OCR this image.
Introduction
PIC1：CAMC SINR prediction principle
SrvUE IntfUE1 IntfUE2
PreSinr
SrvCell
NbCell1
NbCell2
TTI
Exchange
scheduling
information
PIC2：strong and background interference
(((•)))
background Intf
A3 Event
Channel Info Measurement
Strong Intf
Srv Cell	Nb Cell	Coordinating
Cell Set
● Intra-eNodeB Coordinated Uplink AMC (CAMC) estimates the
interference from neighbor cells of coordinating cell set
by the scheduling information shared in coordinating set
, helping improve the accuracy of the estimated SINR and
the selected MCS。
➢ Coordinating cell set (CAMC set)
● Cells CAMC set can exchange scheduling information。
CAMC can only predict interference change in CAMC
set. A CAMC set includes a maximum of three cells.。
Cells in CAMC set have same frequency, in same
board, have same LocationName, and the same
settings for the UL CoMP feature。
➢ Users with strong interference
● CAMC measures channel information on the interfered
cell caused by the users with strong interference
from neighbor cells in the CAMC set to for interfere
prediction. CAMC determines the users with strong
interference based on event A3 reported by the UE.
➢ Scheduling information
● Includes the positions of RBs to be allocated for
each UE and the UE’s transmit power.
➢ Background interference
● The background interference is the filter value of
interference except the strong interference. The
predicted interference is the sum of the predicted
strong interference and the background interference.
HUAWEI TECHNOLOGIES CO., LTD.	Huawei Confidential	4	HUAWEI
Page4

####

• _What the exercise asks_: Lines containing the word "with": copy every one of them from the records above.

• _Expected output_:
➢ Users with strong interference
cell caused by the users with strong interference
prediction. CAMC determines the users with strong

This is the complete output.